begin RECORDED INFORMATION

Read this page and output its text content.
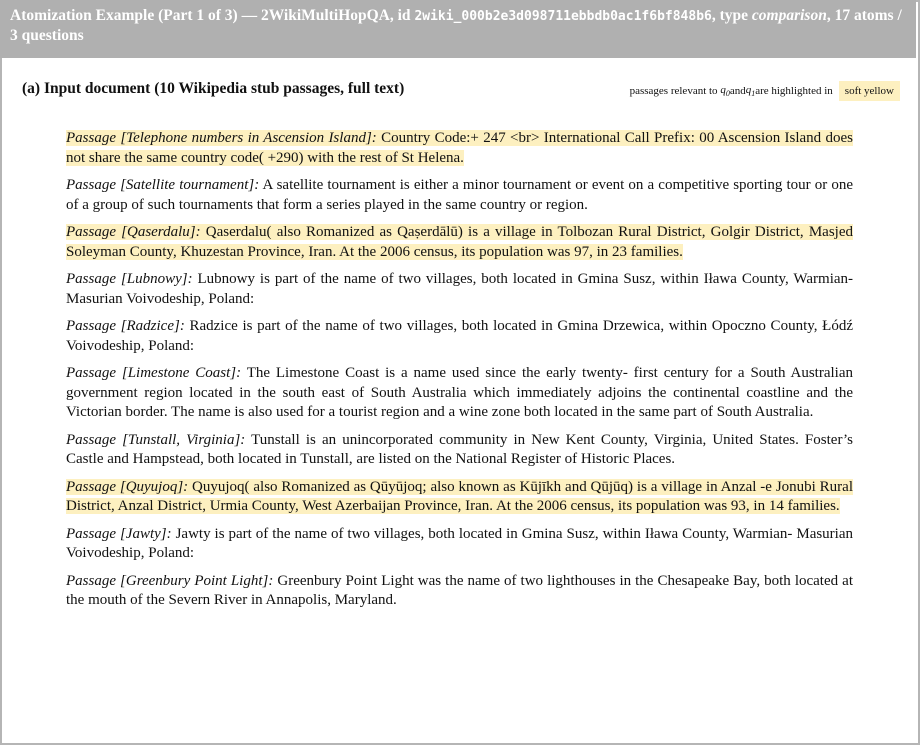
Atomization Example (Part 1 of 3) — 2WikiMultiHopQA, id 2wiki_000b2e3d098711ebbdb0ac1f6bf848b6, type comparison, 17 atoms / 3 questions
(a) Input document (10 Wikipedia stub passages, full text)	passages relevant to
$q_0$ and $q_1$ are highlighted in	soft yellow

Passage [Telephone numbers in Ascension Island]: Country Code:+ 247 <br> International Call Prefix: 00 Ascension Island does not share the same country code( +290) with the rest of St Helena.

Passage [Satellite tournament]: A satellite tournament is either a minor tournament or event on a competitive sporting tour or one of a group of such tournaments that form a series played in the same country or region.

Passage [Qaserdalu]: Qaserdalu( also Romanized as Qaṣerdālū) is a village in Tolbozan Rural District, Golgir District, Masjed Soleyman County, Khuzestan Province, Iran. At the 2006 census, its population was 97, in 23 families.

Passage [Lubnowy]: Lubnowy is part of the name of two villages, both located in Gmina Susz, within Iława County, Warmian- Masurian Voivodeship, Poland:

Passage [Radzice]: Radzice is part of the name of two villages, both located in Gmina Drzewica, within Opoczno County, Łódź Voivodeship, Poland:

Passage [Limestone Coast]: The Limestone Coast is a name used since the early twenty- first century for a South Australian government region located in the south east of South Australia which immediately adjoins the continental coastline and the Victorian border. The name is also used for a tourist region and a wine zone both located in the same part of South Australia.

Passage [Tunstall, Virginia]: Tunstall is an unincorporated community in New Kent County, Virginia, United States. Foster’s Castle and Hampstead, both located in Tunstall, are listed on the National Register of Historic Places.

Passage [Quyujoq]: Quyujoq( also Romanized as Qūyūjoq; also known as Kūjīkh and Qūjūq) is a village in Anzal -e Jonubi Rural District, Anzal District, Urmia County, West Azerbaijan Province, Iran. At the 2006 census, its population was 93, in 14 families.

Passage [Jawty]: Jawty is part of the name of two villages, both located in Gmina Susz, within Iława County, Warmian- Masurian Voivodeship, Poland:

Passage [Greenbury Point Light]: Greenbury Point Light was the name of two lighthouses in the Chesapeake Bay, both located at the mouth of the Severn River in Annapolis, Maryland.
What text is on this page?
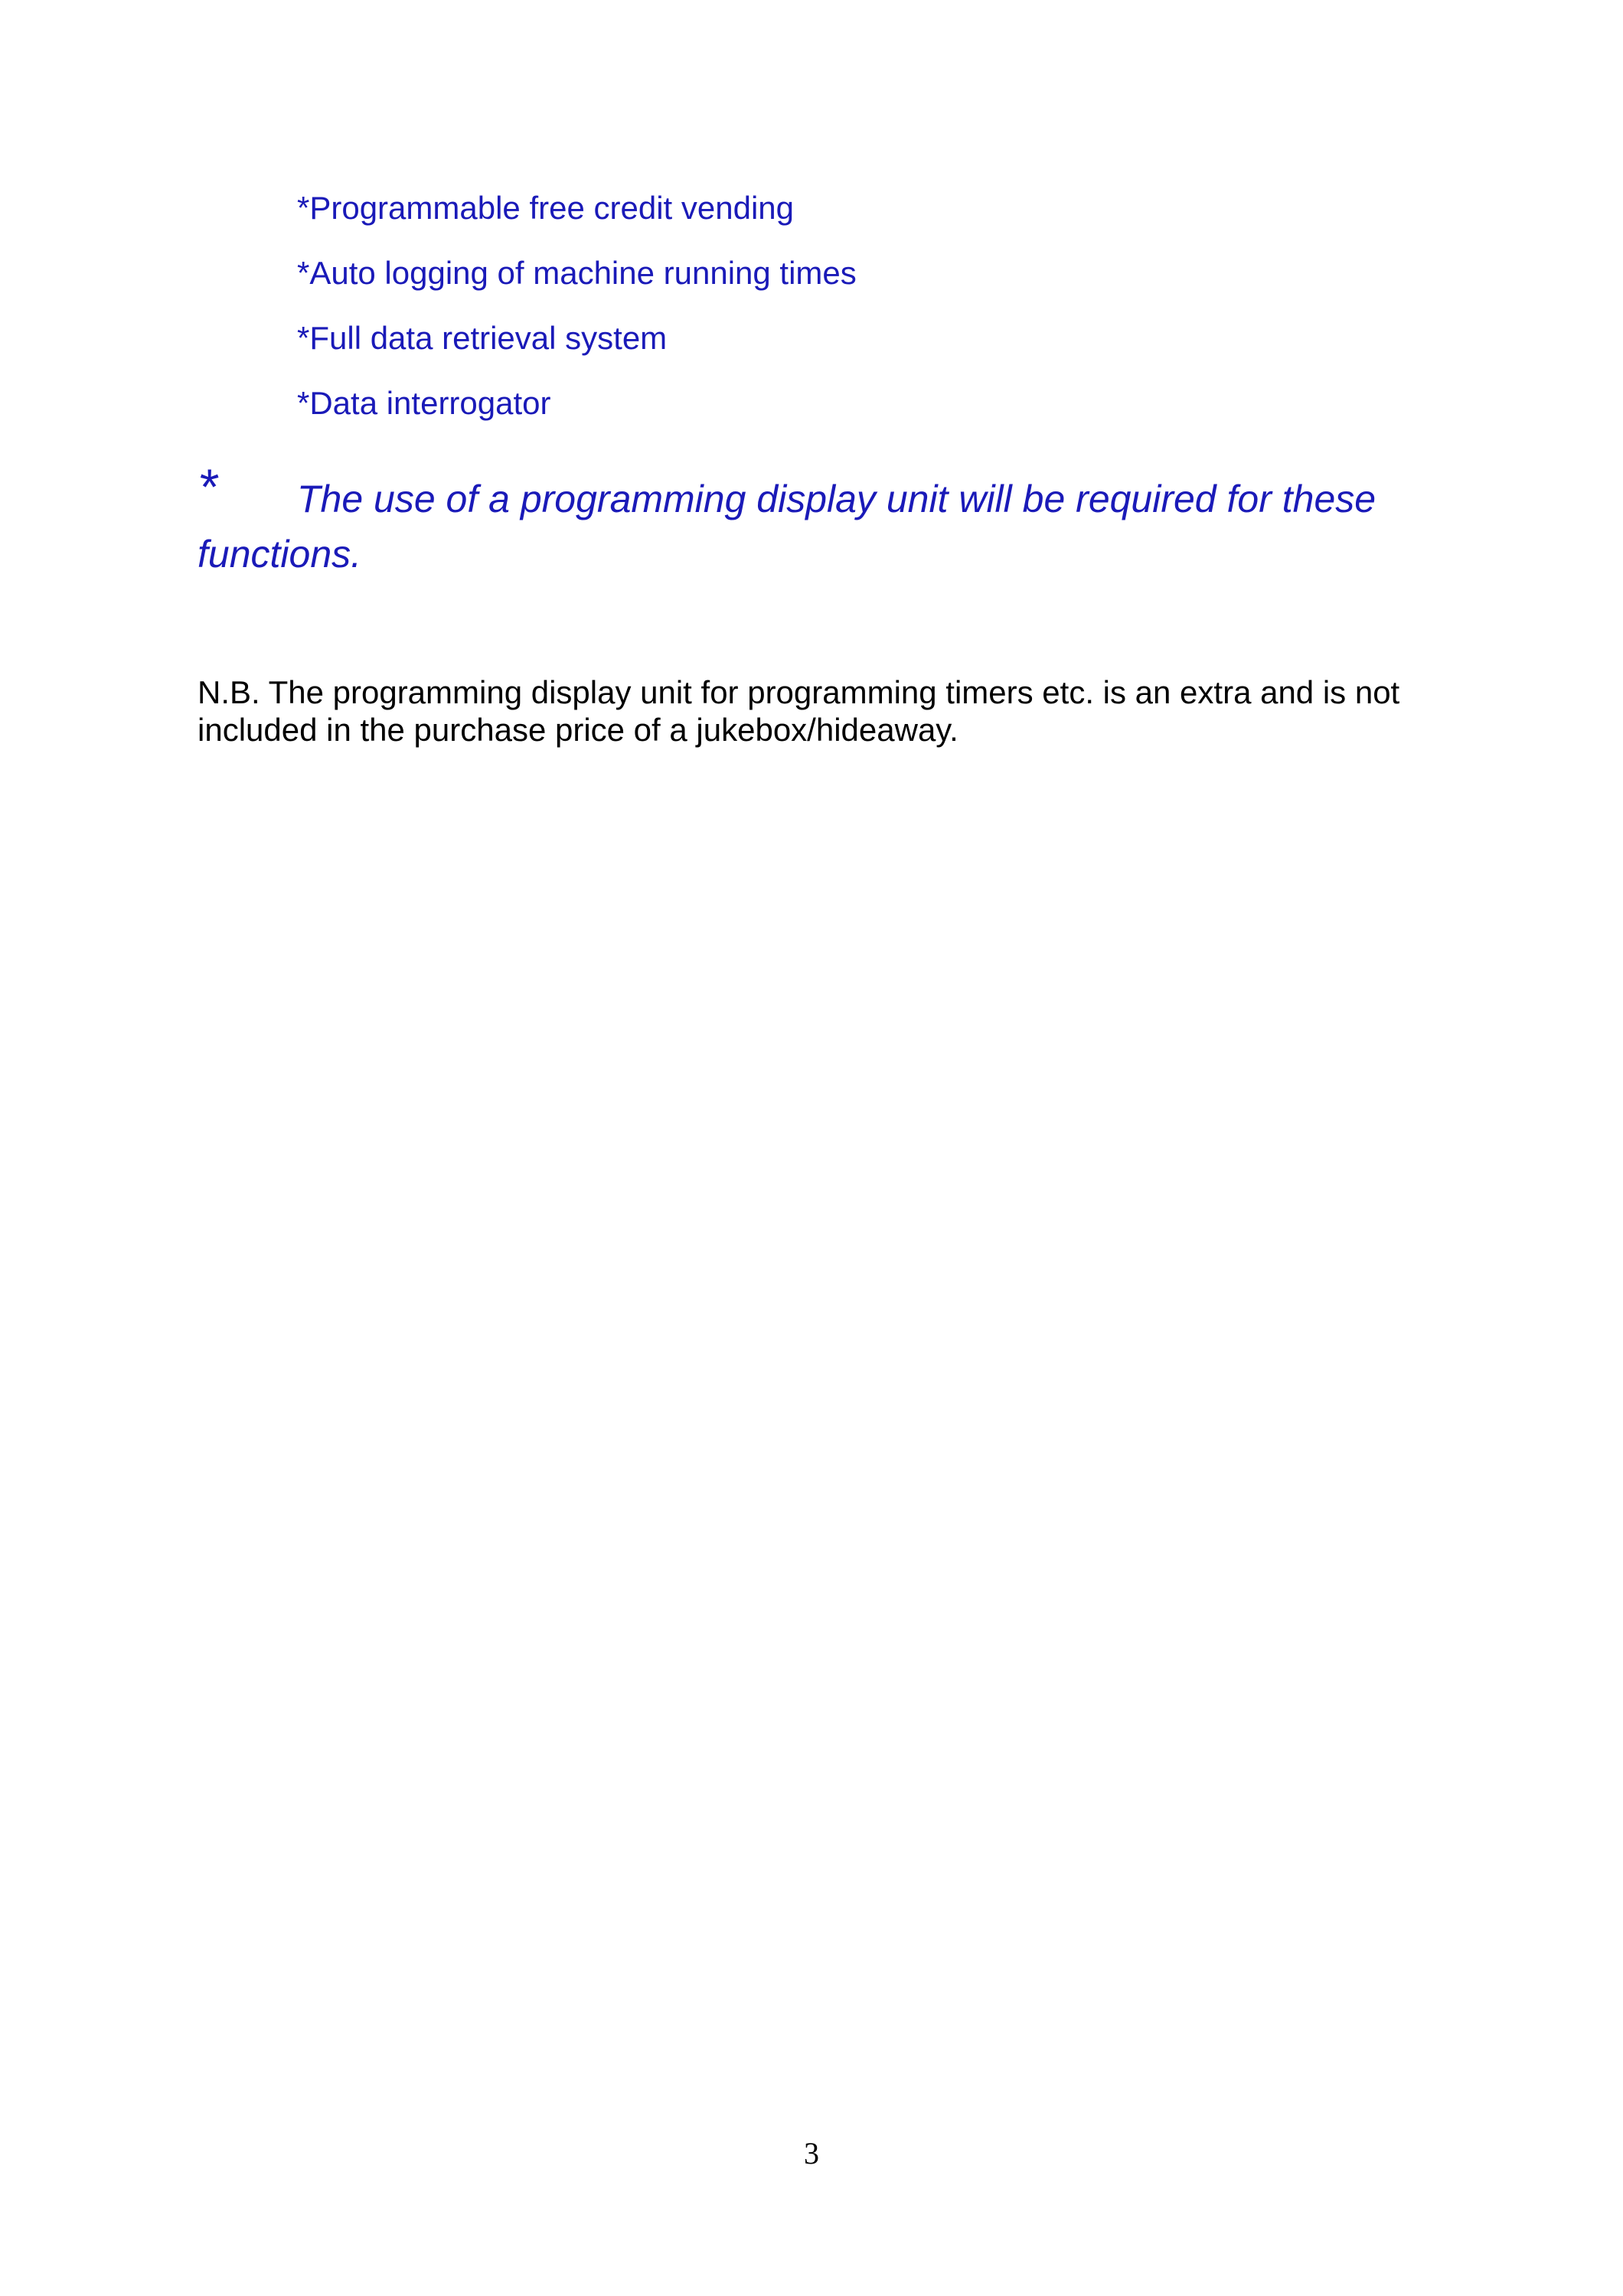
*Programmable free credit vending
*Auto logging of machine running times
*Full data retrieval system
*Data interrogator
* The use of a programming display unit will be required for these functions.
N.B. The programming display unit for programming timers etc. is an extra and is not included in the purchase price of a jukebox/hideaway.
3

end RECORDED INFORMATION

**WRITTEN TASK:**
Every line of the material is to be quoted exactly, with no pictures carried over.

**RESPONSE TO THIS TASK:**
Read this page and output its text content.
Atomization Example (Part 1 of 3) — 2WikiMultiHopQA, id 2wiki_000b2e3d098711ebbdb0ac1f6bf848b6, type comparison, 17 atoms / 3 questions
(a) Input document (10 Wikipedia stub passages, full text)	passages relevant to
$q_0$ and $q_1$ are highlighted in	soft yellow

Passage [Telephone numbers in Ascension Island]: Country Code:+ 247 <br> International Call Prefix: 00 Ascension Island does not share the same country code( +290) with the rest of St Helena.

Passage [Satellite tournament]: A satellite tournament is either a minor tournament or event on a competitive sporting tour or one of a group of such tournaments that form a series played in the same country or region.

Passage [Qaserdalu]: Qaserdalu( also Romanized as Qaṣerdālū) is a village in Tolbozan Rural District, Golgir District, Masjed Soleyman County, Khuzestan Province, Iran. At the 2006 census, its population was 97, in 23 families.

Passage [Lubnowy]: Lubnowy is part of the name of two villages, both located in Gmina Susz, within Iława County, Warmian- Masurian Voivodeship, Poland:

Passage [Radzice]: Radzice is part of the name of two villages, both located in Gmina Drzewica, within Opoczno County, Łódź Voivodeship, Poland:

Passage [Limestone Coast]: The Limestone Coast is a name used since the early twenty- first century for a South Australian government region located in the south east of South Australia which immediately adjoins the continental coastline and the Victorian border. The name is also used for a tourist region and a wine zone both located in the same part of South Australia.

Passage [Tunstall, Virginia]: Tunstall is an unincorporated community in New Kent County, Virginia, United States. Foster’s Castle and Hampstead, both located in Tunstall, are listed on the National Register of Historic Places.

Passage [Quyujoq]: Quyujoq( also Romanized as Qūyūjoq; also known as Kūjīkh and Qūjūq) is a village in Anzal -e Jonubi Rural District, Anzal District, Urmia County, West Azerbaijan Province, Iran. At the 2006 census, its population was 93, in 14 families.

Passage [Jawty]: Jawty is part of the name of two villages, both located in Gmina Susz, within Iława County, Warmian- Masurian Voivodeship, Poland:

Passage [Greenbury Point Light]: Greenbury Point Light was the name of two lighthouses in the Chesapeake Bay, both located at the mouth of the Severn River in Annapolis, Maryland.
What text is on this page?
*Programmable free credit vending
*Auto logging of machine running times
*Full data retrieval system
*Data interrogator
* The use of a programming display unit will be required for these functions.
N.B. The programming display unit for programming timers etc. is an extra and is not included in the purchase price of a jukebox/hideaway.
3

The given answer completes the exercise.